§ AIM OF THE TASK
Wherever a line holds the word "Инспекции", copy that line out.

§ RECORD EXCERPTS
------------------------------------------------------------------------

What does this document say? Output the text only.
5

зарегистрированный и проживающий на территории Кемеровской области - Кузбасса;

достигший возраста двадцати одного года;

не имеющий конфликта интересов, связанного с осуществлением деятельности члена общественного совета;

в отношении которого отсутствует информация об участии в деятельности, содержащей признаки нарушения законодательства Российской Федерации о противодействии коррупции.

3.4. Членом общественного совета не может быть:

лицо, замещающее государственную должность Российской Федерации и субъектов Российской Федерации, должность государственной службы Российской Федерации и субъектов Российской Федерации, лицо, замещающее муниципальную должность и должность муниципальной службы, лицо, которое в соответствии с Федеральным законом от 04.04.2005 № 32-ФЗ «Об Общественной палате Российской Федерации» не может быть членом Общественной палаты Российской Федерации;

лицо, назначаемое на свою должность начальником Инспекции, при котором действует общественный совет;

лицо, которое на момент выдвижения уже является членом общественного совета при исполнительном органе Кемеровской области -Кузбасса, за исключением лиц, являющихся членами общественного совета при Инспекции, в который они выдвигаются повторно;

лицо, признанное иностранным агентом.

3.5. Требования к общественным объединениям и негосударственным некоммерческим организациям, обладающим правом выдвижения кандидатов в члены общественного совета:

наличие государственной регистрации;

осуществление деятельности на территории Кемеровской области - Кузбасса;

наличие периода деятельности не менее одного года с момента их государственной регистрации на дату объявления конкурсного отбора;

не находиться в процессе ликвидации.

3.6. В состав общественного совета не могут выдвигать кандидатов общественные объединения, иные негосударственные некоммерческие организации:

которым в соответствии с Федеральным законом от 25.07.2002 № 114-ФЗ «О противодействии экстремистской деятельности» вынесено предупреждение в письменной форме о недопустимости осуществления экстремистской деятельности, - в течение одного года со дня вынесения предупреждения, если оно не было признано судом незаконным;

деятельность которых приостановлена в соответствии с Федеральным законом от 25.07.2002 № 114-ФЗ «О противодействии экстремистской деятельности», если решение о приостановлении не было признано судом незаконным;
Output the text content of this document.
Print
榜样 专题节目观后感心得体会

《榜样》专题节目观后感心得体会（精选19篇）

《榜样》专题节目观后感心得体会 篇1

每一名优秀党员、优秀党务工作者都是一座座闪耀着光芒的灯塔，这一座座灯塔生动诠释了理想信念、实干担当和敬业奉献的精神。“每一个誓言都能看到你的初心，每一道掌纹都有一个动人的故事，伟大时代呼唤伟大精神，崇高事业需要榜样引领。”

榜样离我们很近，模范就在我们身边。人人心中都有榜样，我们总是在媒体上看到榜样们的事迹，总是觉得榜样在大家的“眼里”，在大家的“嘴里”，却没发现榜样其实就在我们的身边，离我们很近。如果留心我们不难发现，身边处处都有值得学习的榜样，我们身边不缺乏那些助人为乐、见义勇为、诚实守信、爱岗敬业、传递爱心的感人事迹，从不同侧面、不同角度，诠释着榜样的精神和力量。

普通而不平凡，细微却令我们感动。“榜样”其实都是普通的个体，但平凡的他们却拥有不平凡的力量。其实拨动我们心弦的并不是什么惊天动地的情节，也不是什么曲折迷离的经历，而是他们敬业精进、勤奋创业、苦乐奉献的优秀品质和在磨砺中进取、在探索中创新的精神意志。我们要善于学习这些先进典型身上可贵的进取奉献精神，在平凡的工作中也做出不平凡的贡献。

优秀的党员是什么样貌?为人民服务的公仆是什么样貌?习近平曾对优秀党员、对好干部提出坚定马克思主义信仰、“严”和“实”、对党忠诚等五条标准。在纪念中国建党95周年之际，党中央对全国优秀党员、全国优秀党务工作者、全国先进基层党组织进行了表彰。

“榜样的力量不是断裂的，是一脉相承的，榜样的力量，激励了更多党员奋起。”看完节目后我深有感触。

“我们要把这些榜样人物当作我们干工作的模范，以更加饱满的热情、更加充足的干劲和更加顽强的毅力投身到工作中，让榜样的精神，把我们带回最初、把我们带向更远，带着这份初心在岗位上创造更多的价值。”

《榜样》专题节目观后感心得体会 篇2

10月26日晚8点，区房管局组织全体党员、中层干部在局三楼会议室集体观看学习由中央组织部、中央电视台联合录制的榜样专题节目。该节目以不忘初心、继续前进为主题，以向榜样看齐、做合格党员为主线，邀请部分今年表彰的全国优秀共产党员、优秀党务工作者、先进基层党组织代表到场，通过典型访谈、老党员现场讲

------------------------------------------------------------------------

§ WRITTEN ANSWER
лицо, назначаемое на свою должность начальником Инспекции, при котором действует общественный совет;
лицо, которое на момент выдвижения уже является членом общественного совета при исполнительном органе Кемеровской области -Кузбасса, за исключением лиц, являющихся членами общественного совета при Инспекции, в который они выдвигаются повторно;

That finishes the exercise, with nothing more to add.